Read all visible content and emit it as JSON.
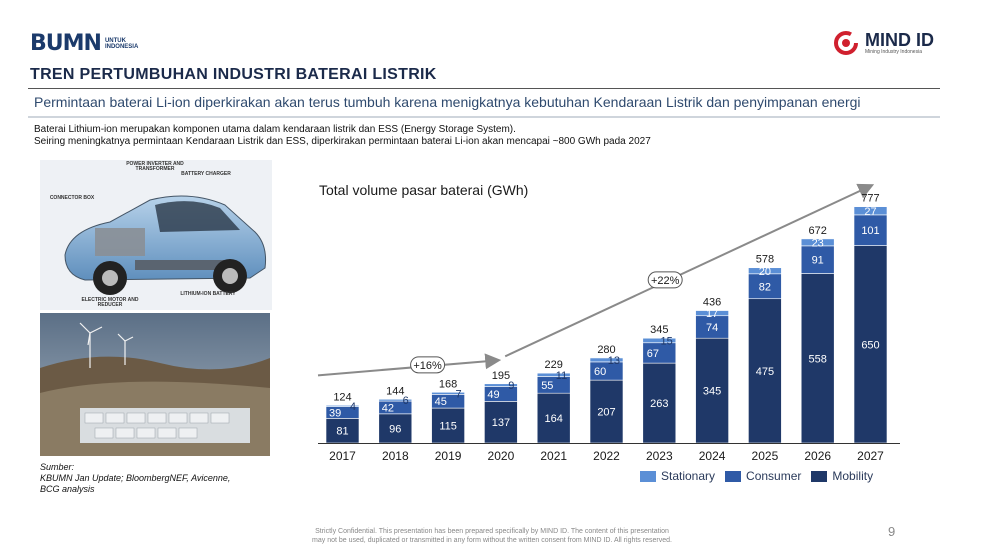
{
  "header": {
    "bumn_logo_text": "BUMN",
    "bumn_logo_sub1": "UNTUK",
    "bumn_logo_sub2": "INDONESIA",
    "mind_logo_text": "MIND ID",
    "mind_logo_sub": "Mining Industry Indonesia",
    "title": "TREN PERTUMBUHAN INDUSTRI BATERAI LISTRIK",
    "subtitle": "Permintaan baterai Li-ion diperkirakan akan terus tumbuh karena menigkatnya kebutuhan Kendaraan Listrik dan penyimpanan energi"
  },
  "body": {
    "line1": "Baterai Lithium-ion merupakan komponen utama dalam kendaraan listrik dan ESS (Energy Storage System).",
    "line2": "Seiring meningkatnya permintaan Kendaraan Listrik dan ESS, diperkirakan permintaan baterai Li-ion akan mencapai ~800 GWh pada 2027"
  },
  "car_labels": {
    "power_inverter": "POWER INVERTER AND TRANSFORMER",
    "battery_charger": "BATTERY CHARGER",
    "connector_box": "CONNECTOR BOX",
    "electric_motor": "ELECTRIC MOTOR AND REDUCER",
    "lithium_battery": "LITHIUM-ION BATTERY"
  },
  "source": {
    "label": "Sumber:",
    "line1": "KBUMN Jan Update; BloombergNEF, Avicenne,",
    "line2": "BCG analysis"
  },
  "footer": {
    "line1": "Strictly Confidential. This presentation has been prepared specifically by MIND ID. The content of this presentation",
    "line2": "may not be used, duplicated or transmitted in any form without the written consent from MIND ID. All rights reserved.",
    "page": "9"
  },
  "chart_data": {
    "type": "bar",
    "stacked": true,
    "title": "Total volume pasar baterai (GWh)",
    "categories": [
      "2017",
      "2018",
      "2019",
      "2020",
      "2021",
      "2022",
      "2023",
      "2024",
      "2025",
      "2026",
      "2027"
    ],
    "series": [
      {
        "name": "Mobility",
        "color": "#1f3868",
        "values": [
          81,
          96,
          115,
          137,
          164,
          207,
          263,
          345,
          475,
          558,
          650
        ]
      },
      {
        "name": "Consumer",
        "color": "#2f5aa6",
        "values": [
          39,
          42,
          45,
          49,
          55,
          60,
          67,
          74,
          82,
          91,
          101
        ]
      },
      {
        "name": "Stationary",
        "color": "#5b8fd6",
        "values": [
          4,
          6,
          7,
          9,
          11,
          13,
          15,
          17,
          20,
          23,
          27
        ]
      }
    ],
    "totals": [
      124,
      144,
      168,
      195,
      229,
      280,
      345,
      436,
      578,
      672,
      777
    ],
    "legend_order": [
      "Stationary",
      "Consumer",
      "Mobility"
    ],
    "ylim": [
      0,
      800
    ],
    "grid": false,
    "legend_position": "bottom-right",
    "annotations": [
      {
        "text": "+16%",
        "from": "2017",
        "to": "2021"
      },
      {
        "text": "+22%",
        "from": "2021",
        "to": "2027"
      }
    ]
  }
}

-.-.-

Quote the records in their entirety, keeping the wording exact and excluding pictures.

- [Output below]:
Read all visible content and emit it as JSON.
{
  "header": {
    "bumn_logo_text": "BUMN",
    "bumn_logo_sub1": "UNTUK",
    "bumn_logo_sub2": "INDONESIA",
    "mind_logo_text": "MIND ID",
    "mind_logo_sub": "Mining Industry Indonesia",
    "title": "TREN PERTUMBUHAN INDUSTRI BATERAI LISTRIK",
    "subtitle": "Permintaan baterai Li-ion diperkirakan akan terus tumbuh karena menigkatnya kebutuhan Kendaraan Listrik dan penyimpanan energi"
  },
  "body": {
    "line1": "Baterai Lithium-ion merupakan komponen utama dalam kendaraan listrik dan ESS (Energy Storage System).",
    "line2": "Seiring meningkatnya permintaan Kendaraan Listrik dan ESS, diperkirakan permintaan baterai Li-ion akan mencapai ~800 GWh pada 2027"
  },
  "car_labels": {
    "power_inverter": "POWER INVERTER AND TRANSFORMER",
    "battery_charger": "BATTERY CHARGER",
    "connector_box": "CONNECTOR BOX",
    "electric_motor": "ELECTRIC MOTOR AND REDUCER",
    "lithium_battery": "LITHIUM-ION BATTERY"
  },
  "source": {
    "label": "Sumber:",
    "line1": "KBUMN Jan Update; BloombergNEF, Avicenne,",
    "line2": "BCG analysis"
  },
  "footer": {
    "line1": "Strictly Confidential. This presentation has been prepared specifically by MIND ID. The content of this presentation",
    "line2": "may not be used, duplicated or transmitted in any form without the written consent from MIND ID. All rights reserved.",
    "page": "9"
  },
  "chart_data": {
    "type": "bar",
    "stacked": true,
    "title": "Total volume pasar baterai (GWh)",
    "categories": [
      "2017",
      "2018",
      "2019",
      "2020",
      "2021",
      "2022",
      "2023",
      "2024",
      "2025",
      "2026",
      "2027"
    ],
    "series": [
      {
        "name": "Mobility",
        "color": "#1f3868",
        "values": [
          81,
          96,
          115,
          137,
          164,
          207,
          263,
          345,
          475,
          558,
          650
        ]
      },
      {
        "name": "Consumer",
        "color": "#2f5aa6",
        "values": [
          39,
          42,
          45,
          49,
          55,
          60,
          67,
          74,
          82,
          91,
          101
        ]
      },
      {
        "name": "Stationary",
        "color": "#5b8fd6",
        "values": [
          4,
          6,
          7,
          9,
          11,
          13,
          15,
          17,
          20,
          23,
          27
        ]
      }
    ],
    "totals": [
      124,
      144,
      168,
      195,
      229,
      280,
      345,
      436,
      578,
      672,
      777
    ],
    "legend_order": [
      "Stationary",
      "Consumer",
      "Mobility"
    ],
    "ylim": [
      0,
      800
    ],
    "grid": false,
    "legend_position": "bottom-right",
    "annotations": [
      {
        "text": "+16%",
        "from": "2017",
        "to": "2021"
      },
      {
        "text": "+22%",
        "from": "2021",
        "to": "2027"
      }
    ]
  }
}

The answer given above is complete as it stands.